- **BRIEF**
Scan the entries for the string "name" and give the number of lines that have it, nothing further.

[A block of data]
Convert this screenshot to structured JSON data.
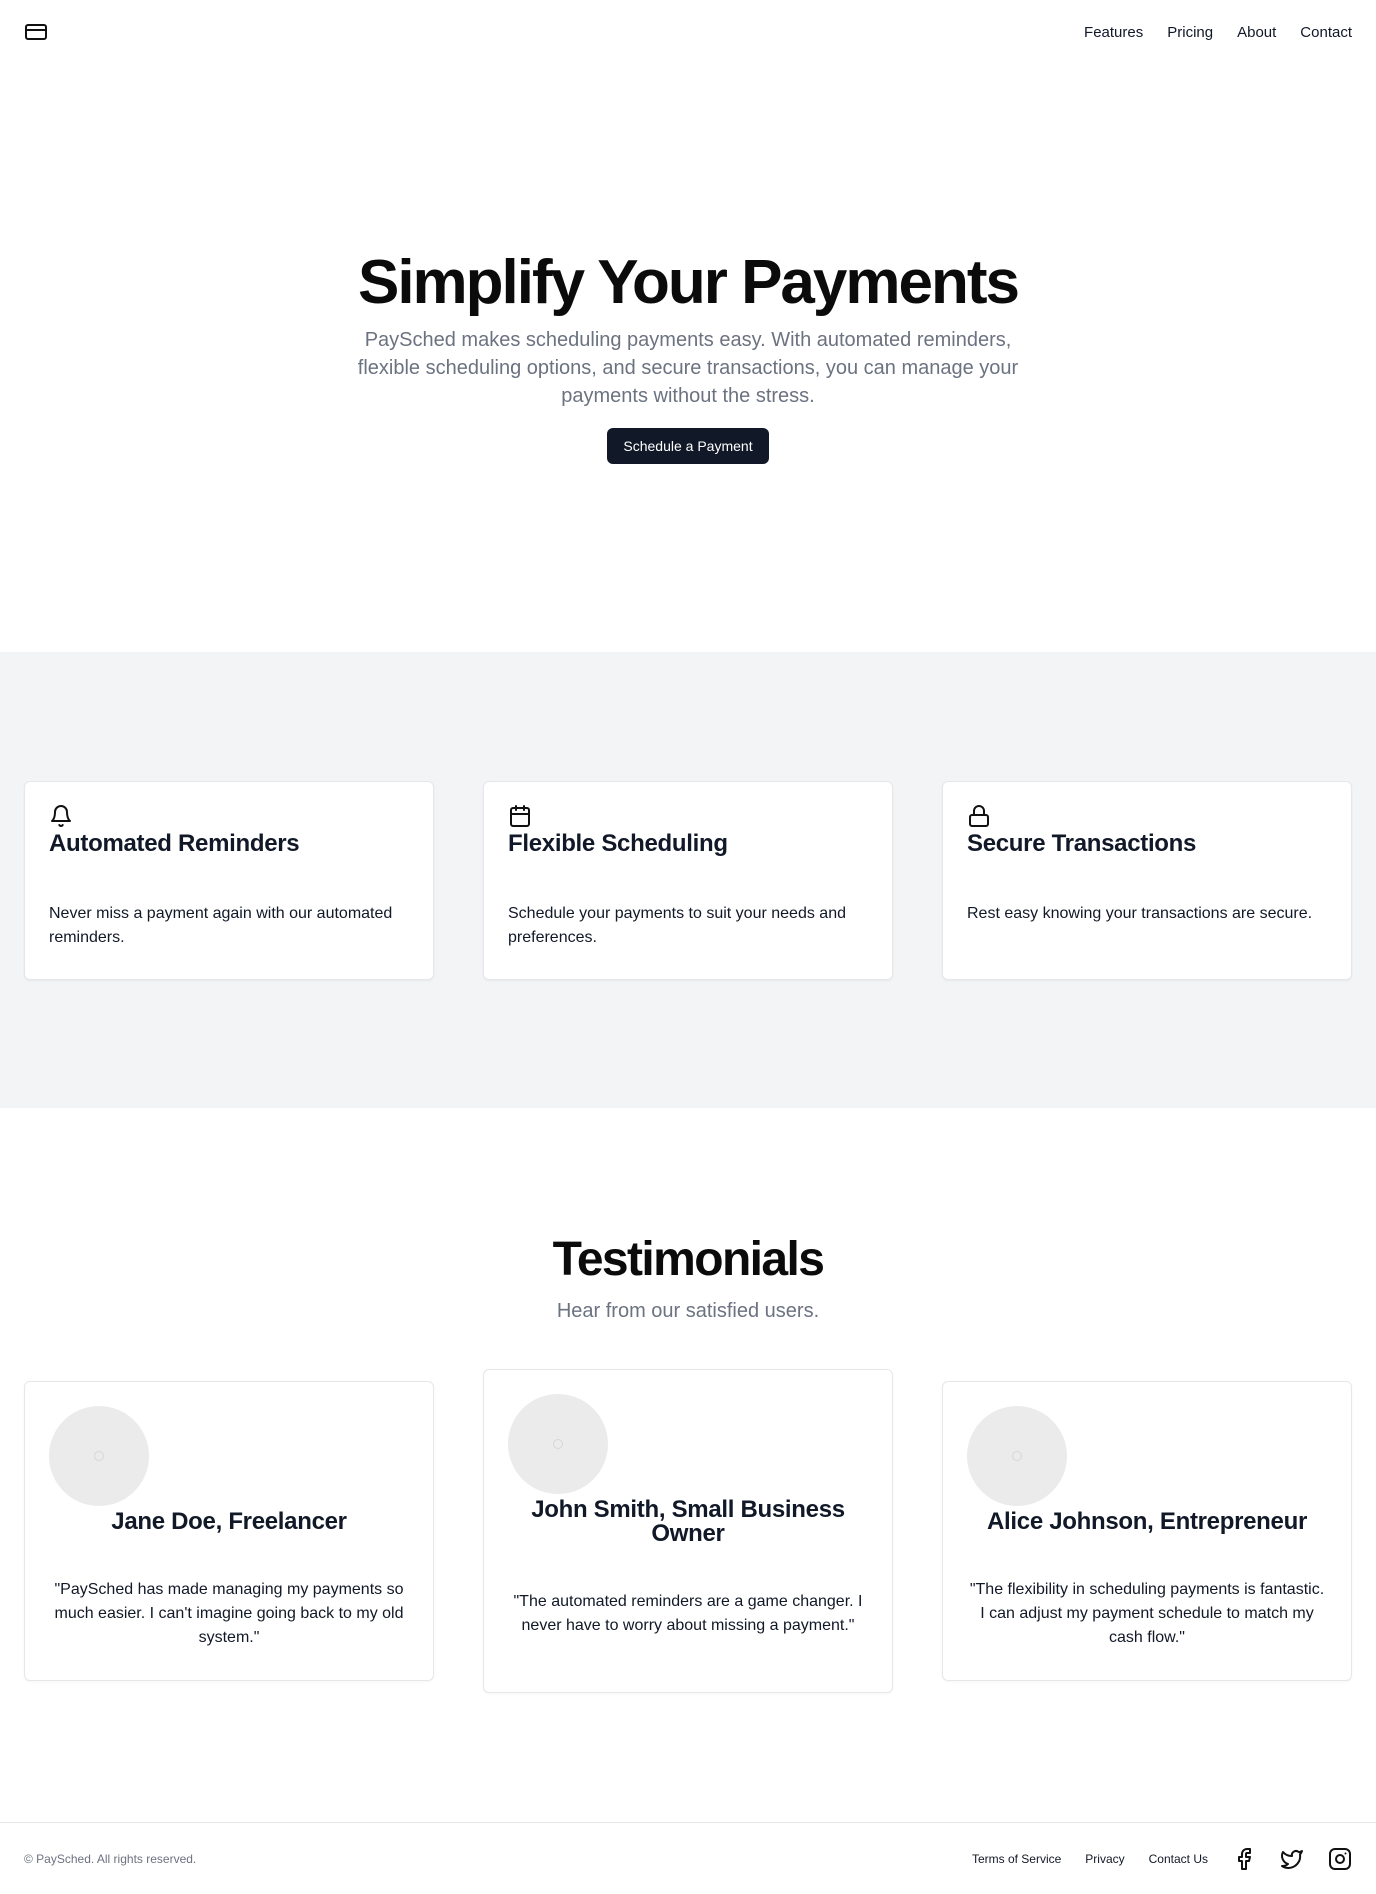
{
  "header": {
    "logo_icon": "credit-card-icon",
    "nav": [
      "Features",
      "Pricing",
      "About",
      "Contact"
    ]
  },
  "hero": {
    "title": "Simplify Your Payments",
    "subtitle": "PaySched makes scheduling payments easy. With automated reminders, flexible scheduling options, and secure transactions, you can manage your payments without the stress.",
    "cta_label": "Schedule a Payment"
  },
  "features": [
    {
      "icon": "bell-icon",
      "title": "Automated Reminders",
      "text": "Never miss a payment again with our automated reminders."
    },
    {
      "icon": "calendar-icon",
      "title": "Flexible Scheduling",
      "text": "Schedule your payments to suit your needs and preferences."
    },
    {
      "icon": "lock-icon",
      "title": "Secure Transactions",
      "text": "Rest easy knowing your transactions are secure."
    }
  ],
  "testimonials": {
    "title": "Testimonials",
    "subtitle": "Hear from our satisfied users.",
    "items": [
      {
        "name": "Jane Doe, Freelancer",
        "quote": "\"PaySched has made managing my payments so much easier. I can't imagine going back to my old system.\""
      },
      {
        "name": "John Smith, Small Business Owner",
        "quote": "\"The automated reminders are a game changer. I never have to worry about missing a payment.\""
      },
      {
        "name": "Alice Johnson, Entrepreneur",
        "quote": "\"The flexibility in scheduling payments is fantastic. I can adjust my payment schedule to match my cash flow.\""
      }
    ]
  },
  "footer": {
    "copyright": "© PaySched. All rights reserved.",
    "links": [
      "Terms of Service",
      "Privacy",
      "Contact Us"
    ],
    "social_icons": [
      "facebook-icon",
      "twitter-icon",
      "instagram-icon"
    ]
  },
  "colors": {
    "primary": "#111827",
    "muted_text": "#6b7280",
    "section_bg": "#f3f4f6",
    "border": "#e5e7eb"
  }
}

- **TASK SOLUTION**
3